Provide the number of lines containing the word "marker", and nothing else.

* * *

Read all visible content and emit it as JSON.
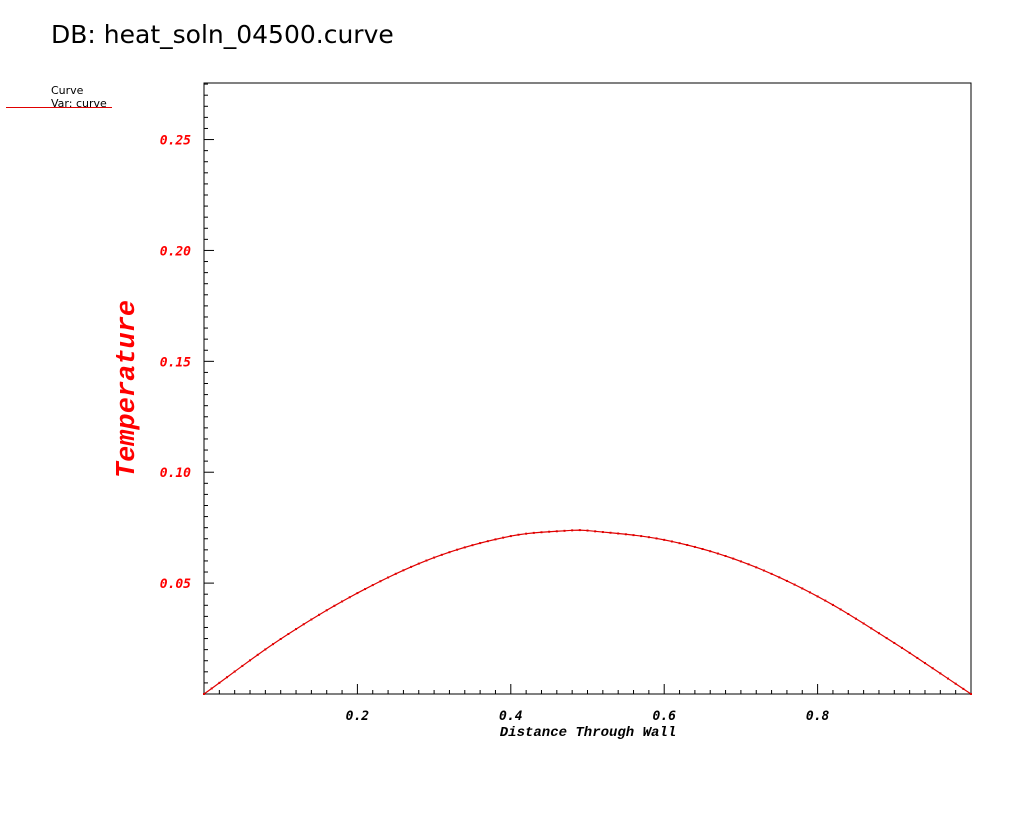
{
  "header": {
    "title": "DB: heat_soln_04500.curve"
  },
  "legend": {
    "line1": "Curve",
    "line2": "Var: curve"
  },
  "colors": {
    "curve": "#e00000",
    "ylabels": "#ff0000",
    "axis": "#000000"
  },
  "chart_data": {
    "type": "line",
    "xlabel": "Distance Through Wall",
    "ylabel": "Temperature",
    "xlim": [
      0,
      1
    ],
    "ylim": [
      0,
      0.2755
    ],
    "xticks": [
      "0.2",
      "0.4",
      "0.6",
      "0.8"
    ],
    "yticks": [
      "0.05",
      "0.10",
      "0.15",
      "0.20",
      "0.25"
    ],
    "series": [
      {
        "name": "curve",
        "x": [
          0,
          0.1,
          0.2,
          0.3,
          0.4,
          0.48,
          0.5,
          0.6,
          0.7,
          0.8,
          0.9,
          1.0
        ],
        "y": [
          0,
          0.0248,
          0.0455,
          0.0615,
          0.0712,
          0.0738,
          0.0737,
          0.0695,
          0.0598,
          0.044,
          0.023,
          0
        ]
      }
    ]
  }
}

* * *

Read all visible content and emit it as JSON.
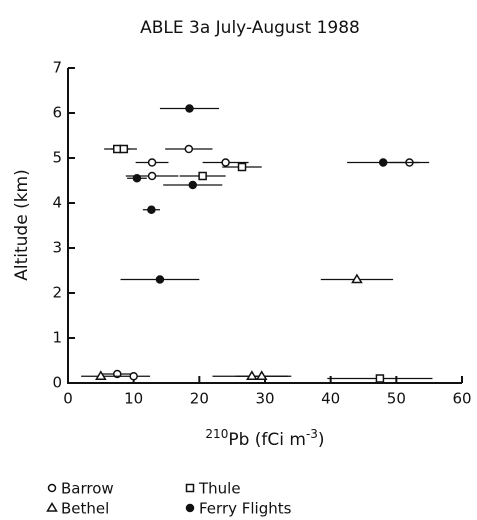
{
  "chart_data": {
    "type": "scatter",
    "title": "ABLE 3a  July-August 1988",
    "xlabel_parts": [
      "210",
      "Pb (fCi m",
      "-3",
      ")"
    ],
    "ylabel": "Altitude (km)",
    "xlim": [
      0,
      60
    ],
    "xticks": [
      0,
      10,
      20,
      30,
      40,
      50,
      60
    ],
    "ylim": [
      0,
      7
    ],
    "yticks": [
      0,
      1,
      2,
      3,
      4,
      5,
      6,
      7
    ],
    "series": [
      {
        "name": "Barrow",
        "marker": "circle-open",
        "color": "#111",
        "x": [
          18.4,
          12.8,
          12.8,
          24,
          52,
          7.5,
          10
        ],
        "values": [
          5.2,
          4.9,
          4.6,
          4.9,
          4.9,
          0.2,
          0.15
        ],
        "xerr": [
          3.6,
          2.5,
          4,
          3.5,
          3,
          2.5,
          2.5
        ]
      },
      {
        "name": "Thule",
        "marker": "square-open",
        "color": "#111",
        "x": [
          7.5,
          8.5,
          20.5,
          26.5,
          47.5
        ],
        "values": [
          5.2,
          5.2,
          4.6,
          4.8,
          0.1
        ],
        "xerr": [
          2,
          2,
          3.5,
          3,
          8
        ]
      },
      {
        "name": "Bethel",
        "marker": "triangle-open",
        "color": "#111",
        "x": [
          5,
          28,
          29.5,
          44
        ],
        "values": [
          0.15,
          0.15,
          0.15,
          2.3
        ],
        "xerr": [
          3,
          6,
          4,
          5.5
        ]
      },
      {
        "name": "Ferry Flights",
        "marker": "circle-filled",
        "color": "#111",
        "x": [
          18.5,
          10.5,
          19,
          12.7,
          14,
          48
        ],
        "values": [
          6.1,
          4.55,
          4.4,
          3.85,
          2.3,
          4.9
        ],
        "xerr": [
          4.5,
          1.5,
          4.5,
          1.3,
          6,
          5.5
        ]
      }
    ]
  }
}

* * *

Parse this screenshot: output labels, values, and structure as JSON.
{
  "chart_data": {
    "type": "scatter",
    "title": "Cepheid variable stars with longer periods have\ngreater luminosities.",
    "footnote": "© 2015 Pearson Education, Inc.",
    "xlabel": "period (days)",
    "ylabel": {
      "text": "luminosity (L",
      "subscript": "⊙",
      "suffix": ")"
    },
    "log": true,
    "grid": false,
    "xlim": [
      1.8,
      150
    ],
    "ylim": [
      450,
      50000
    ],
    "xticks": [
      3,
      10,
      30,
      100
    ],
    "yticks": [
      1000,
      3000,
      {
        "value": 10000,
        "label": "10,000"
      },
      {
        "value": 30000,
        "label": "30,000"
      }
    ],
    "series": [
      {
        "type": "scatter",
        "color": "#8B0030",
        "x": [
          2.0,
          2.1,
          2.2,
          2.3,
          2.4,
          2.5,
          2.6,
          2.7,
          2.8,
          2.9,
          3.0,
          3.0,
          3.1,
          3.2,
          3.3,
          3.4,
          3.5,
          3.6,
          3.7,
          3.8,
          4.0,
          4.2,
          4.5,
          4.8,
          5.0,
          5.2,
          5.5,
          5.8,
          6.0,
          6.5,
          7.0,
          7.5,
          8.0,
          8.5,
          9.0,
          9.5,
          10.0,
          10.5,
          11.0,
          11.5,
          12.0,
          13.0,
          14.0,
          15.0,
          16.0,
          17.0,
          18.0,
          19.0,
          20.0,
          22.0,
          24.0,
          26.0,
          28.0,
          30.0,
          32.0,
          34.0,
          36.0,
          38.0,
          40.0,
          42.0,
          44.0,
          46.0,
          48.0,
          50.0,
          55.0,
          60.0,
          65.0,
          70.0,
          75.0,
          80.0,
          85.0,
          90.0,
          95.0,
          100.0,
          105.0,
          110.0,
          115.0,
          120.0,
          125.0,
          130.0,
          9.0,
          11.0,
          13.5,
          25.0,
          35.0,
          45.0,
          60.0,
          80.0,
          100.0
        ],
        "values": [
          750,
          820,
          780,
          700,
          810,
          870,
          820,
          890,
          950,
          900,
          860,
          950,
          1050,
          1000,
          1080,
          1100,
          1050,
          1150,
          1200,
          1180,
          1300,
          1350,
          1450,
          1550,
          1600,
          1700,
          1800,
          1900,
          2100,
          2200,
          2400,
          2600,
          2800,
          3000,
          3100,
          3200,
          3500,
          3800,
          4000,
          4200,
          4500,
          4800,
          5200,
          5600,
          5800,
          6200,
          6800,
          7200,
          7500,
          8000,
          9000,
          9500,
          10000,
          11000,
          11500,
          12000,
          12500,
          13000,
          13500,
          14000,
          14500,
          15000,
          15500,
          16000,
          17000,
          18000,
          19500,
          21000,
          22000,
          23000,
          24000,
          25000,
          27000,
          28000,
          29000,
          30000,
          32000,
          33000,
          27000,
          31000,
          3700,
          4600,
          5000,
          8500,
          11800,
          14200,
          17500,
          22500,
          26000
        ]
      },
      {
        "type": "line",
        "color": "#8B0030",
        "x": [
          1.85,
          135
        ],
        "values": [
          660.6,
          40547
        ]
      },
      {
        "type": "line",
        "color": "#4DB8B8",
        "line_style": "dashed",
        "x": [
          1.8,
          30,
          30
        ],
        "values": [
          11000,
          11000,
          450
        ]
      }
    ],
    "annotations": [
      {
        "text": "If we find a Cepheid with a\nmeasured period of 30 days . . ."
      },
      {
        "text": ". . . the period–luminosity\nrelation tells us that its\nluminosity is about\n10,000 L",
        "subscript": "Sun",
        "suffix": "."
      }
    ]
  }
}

* * *

• [Solution to the problem]
4